TASK GOAL |
Exactly reproduce each record listed below.

Saved entries |
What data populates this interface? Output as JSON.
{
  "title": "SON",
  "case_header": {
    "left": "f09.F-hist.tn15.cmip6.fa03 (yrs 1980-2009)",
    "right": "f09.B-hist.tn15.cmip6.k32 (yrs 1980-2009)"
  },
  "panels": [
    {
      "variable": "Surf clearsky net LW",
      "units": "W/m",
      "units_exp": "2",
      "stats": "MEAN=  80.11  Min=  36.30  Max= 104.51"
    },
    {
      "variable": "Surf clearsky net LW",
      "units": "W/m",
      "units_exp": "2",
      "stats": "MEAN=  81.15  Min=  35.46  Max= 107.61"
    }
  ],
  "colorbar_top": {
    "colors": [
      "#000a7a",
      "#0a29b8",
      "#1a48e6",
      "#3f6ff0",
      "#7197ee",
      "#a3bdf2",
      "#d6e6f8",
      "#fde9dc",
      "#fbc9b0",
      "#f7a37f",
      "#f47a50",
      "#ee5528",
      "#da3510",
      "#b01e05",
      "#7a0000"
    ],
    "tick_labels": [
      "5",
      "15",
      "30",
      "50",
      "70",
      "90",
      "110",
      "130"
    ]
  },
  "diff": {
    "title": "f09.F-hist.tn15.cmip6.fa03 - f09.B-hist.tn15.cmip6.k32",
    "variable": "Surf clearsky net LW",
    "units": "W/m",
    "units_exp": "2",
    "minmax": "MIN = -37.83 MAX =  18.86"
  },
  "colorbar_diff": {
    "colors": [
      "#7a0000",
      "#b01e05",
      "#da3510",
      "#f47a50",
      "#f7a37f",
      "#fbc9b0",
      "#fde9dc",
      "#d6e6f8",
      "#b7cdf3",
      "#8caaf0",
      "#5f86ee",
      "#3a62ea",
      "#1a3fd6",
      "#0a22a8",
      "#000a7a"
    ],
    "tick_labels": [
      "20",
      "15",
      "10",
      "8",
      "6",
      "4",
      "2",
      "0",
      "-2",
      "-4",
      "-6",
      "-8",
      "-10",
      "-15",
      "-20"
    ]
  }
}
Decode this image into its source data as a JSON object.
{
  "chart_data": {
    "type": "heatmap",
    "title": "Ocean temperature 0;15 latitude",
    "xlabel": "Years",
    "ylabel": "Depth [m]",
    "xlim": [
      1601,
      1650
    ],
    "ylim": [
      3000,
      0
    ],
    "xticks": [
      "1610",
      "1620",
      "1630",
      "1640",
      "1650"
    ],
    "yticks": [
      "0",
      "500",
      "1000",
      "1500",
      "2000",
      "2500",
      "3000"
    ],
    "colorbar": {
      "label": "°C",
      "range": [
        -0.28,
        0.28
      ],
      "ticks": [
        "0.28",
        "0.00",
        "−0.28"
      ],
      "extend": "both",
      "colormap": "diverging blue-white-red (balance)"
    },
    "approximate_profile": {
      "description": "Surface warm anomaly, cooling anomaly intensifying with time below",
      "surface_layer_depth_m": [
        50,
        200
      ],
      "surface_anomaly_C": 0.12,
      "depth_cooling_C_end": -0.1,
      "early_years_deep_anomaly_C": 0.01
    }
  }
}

REPLY |
What data populates this interface? Output as JSON.
{
  "title": "SON",
  "case_header": {
    "left": "f09.F-hist.tn15.cmip6.fa03 (yrs 1980-2009)",
    "right": "f09.B-hist.tn15.cmip6.k32 (yrs 1980-2009)"
  },
  "panels": [
    {
      "variable": "Surf clearsky net LW",
      "units": "W/m",
      "units_exp": "2",
      "stats": "MEAN=  80.11  Min=  36.30  Max= 104.51"
    },
    {
      "variable": "Surf clearsky net LW",
      "units": "W/m",
      "units_exp": "2",
      "stats": "MEAN=  81.15  Min=  35.46  Max= 107.61"
    }
  ],
  "colorbar_top": {
    "colors": [
      "#000a7a",
      "#0a29b8",
      "#1a48e6",
      "#3f6ff0",
      "#7197ee",
      "#a3bdf2",
      "#d6e6f8",
      "#fde9dc",
      "#fbc9b0",
      "#f7a37f",
      "#f47a50",
      "#ee5528",
      "#da3510",
      "#b01e05",
      "#7a0000"
    ],
    "tick_labels": [
      "5",
      "15",
      "30",
      "50",
      "70",
      "90",
      "110",
      "130"
    ]
  },
  "diff": {
    "title": "f09.F-hist.tn15.cmip6.fa03 - f09.B-hist.tn15.cmip6.k32",
    "variable": "Surf clearsky net LW",
    "units": "W/m",
    "units_exp": "2",
    "minmax": "MIN = -37.83 MAX =  18.86"
  },
  "colorbar_diff": {
    "colors": [
      "#7a0000",
      "#b01e05",
      "#da3510",
      "#f47a50",
      "#f7a37f",
      "#fbc9b0",
      "#fde9dc",
      "#d6e6f8",
      "#b7cdf3",
      "#8caaf0",
      "#5f86ee",
      "#3a62ea",
      "#1a3fd6",
      "#0a22a8",
      "#000a7a"
    ],
    "tick_labels": [
      "20",
      "15",
      "10",
      "8",
      "6",
      "4",
      "2",
      "0",
      "-2",
      "-4",
      "-6",
      "-8",
      "-10",
      "-15",
      "-20"
    ]
  }
}
Decode this image into its source data as a JSON object.
{
  "chart_data": {
    "type": "heatmap",
    "title": "Ocean temperature 0;15 latitude",
    "xlabel": "Years",
    "ylabel": "Depth [m]",
    "xlim": [
      1601,
      1650
    ],
    "ylim": [
      3000,
      0
    ],
    "xticks": [
      "1610",
      "1620",
      "1630",
      "1640",
      "1650"
    ],
    "yticks": [
      "0",
      "500",
      "1000",
      "1500",
      "2000",
      "2500",
      "3000"
    ],
    "colorbar": {
      "label": "°C",
      "range": [
        -0.28,
        0.28
      ],
      "ticks": [
        "0.28",
        "0.00",
        "−0.28"
      ],
      "extend": "both",
      "colormap": "diverging blue-white-red (balance)"
    },
    "approximate_profile": {
      "description": "Surface warm anomaly, cooling anomaly intensifying with time below",
      "surface_layer_depth_m": [
        50,
        200
      ],
      "surface_anomaly_C": 0.12,
      "depth_cooling_C_end": -0.1,
      "early_years_deep_anomaly_C": 0.01
    }
  }
}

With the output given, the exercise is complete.